Exercise aim
Any picture among the records should be left out, please; retype the rest exactly.
======== Data
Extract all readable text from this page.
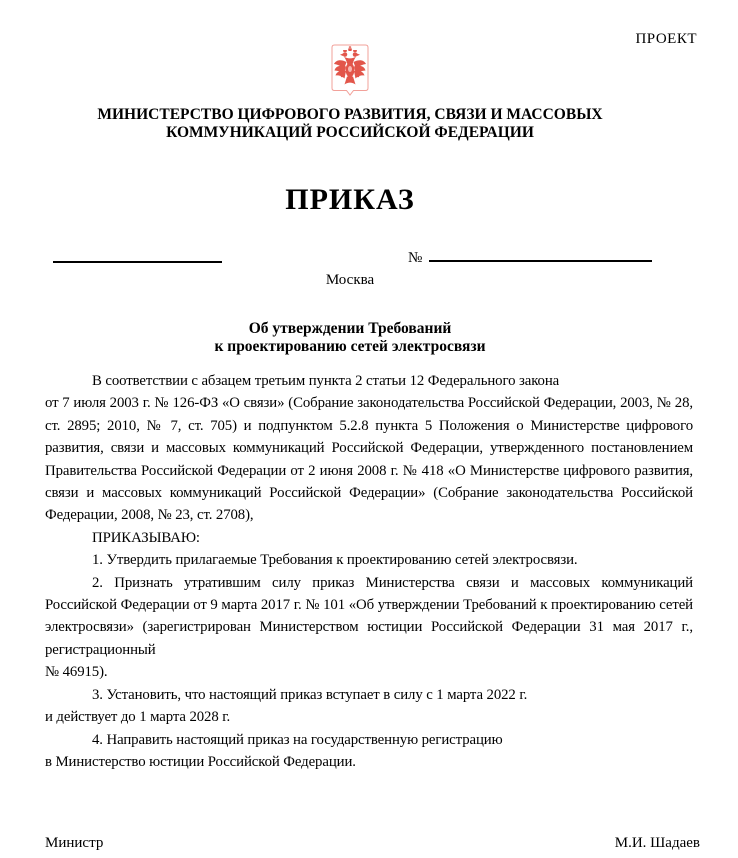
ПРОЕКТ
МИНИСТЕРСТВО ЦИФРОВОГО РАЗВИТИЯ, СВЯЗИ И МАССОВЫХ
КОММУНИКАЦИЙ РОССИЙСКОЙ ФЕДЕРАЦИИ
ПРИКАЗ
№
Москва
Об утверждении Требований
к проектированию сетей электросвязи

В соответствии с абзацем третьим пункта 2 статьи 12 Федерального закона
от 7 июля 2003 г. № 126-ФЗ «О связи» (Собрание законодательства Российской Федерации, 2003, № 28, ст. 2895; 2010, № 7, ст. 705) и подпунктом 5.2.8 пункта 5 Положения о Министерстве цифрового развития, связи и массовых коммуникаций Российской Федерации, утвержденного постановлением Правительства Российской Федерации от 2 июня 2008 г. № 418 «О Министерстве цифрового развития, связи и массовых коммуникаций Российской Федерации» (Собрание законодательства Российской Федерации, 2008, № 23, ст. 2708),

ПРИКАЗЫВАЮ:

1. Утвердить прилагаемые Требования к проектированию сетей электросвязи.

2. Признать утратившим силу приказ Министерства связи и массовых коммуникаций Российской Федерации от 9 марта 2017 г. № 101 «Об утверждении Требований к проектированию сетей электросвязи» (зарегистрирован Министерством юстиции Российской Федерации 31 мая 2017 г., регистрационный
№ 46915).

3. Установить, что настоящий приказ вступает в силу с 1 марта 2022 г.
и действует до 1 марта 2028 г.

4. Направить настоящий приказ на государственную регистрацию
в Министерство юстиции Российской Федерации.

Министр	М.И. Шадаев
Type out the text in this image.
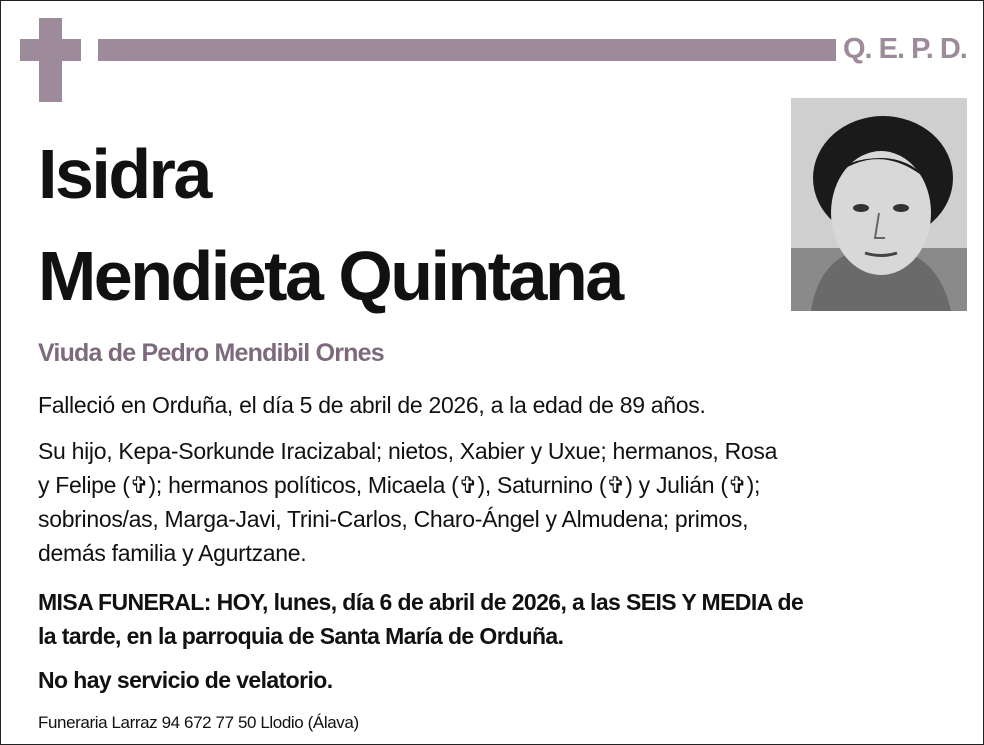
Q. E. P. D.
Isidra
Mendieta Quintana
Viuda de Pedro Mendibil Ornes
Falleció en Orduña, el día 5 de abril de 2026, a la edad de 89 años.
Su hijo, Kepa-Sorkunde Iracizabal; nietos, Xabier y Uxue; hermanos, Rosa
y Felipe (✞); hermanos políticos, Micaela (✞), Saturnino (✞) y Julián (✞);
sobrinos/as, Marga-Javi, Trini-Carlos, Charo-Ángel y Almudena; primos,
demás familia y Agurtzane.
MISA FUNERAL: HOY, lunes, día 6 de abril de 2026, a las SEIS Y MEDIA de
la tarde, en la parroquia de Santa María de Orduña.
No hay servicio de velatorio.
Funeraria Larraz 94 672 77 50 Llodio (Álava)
================
The response
Extract all readable text from this page.
ПРОЕКТ
МИНИСТЕРСТВО ЦИФРОВОГО РАЗВИТИЯ, СВЯЗИ И МАССОВЫХ
КОММУНИКАЦИЙ РОССИЙСКОЙ ФЕДЕРАЦИИ
ПРИКАЗ
№
Москва
Об утверждении Требований
к проектированию сетей электросвязи

В соответствии с абзацем третьим пункта 2 статьи 12 Федерального закона
от 7 июля 2003 г. № 126-ФЗ «О связи» (Собрание законодательства Российской Федерации, 2003, № 28, ст. 2895; 2010, № 7, ст. 705) и подпунктом 5.2.8 пункта 5 Положения о Министерстве цифрового развития, связи и массовых коммуникаций Российской Федерации, утвержденного постановлением Правительства Российской Федерации от 2 июня 2008 г. № 418 «О Министерстве цифрового развития, связи и массовых коммуникаций Российской Федерации» (Собрание законодательства Российской Федерации, 2008, № 23, ст. 2708),

ПРИКАЗЫВАЮ:

1. Утвердить прилагаемые Требования к проектированию сетей электросвязи.

2. Признать утратившим силу приказ Министерства связи и массовых коммуникаций Российской Федерации от 9 марта 2017 г. № 101 «Об утверждении Требований к проектированию сетей электросвязи» (зарегистрирован Министерством юстиции Российской Федерации 31 мая 2017 г., регистрационный
№ 46915).

3. Установить, что настоящий приказ вступает в силу с 1 марта 2022 г.
и действует до 1 марта 2028 г.

4. Направить настоящий приказ на государственную регистрацию
в Министерство юстиции Российской Федерации.

Министр	М.И. Шадаев
Type out the text in this image.
Q. E. P. D.
Isidra
Mendieta Quintana
Viuda de Pedro Mendibil Ornes
Falleció en Orduña, el día 5 de abril de 2026, a la edad de 89 años.
Su hijo, Kepa-Sorkunde Iracizabal; nietos, Xabier y Uxue; hermanos, Rosa
y Felipe (✞); hermanos políticos, Micaela (✞), Saturnino (✞) y Julián (✞);
sobrinos/as, Marga-Javi, Trini-Carlos, Charo-Ángel y Almudena; primos,
demás familia y Agurtzane.
MISA FUNERAL: HOY, lunes, día 6 de abril de 2026, a las SEIS Y MEDIA de
la tarde, en la parroquia de Santa María de Orduña.
No hay servicio de velatorio.
Funeraria Larraz 94 672 77 50 Llodio (Álava)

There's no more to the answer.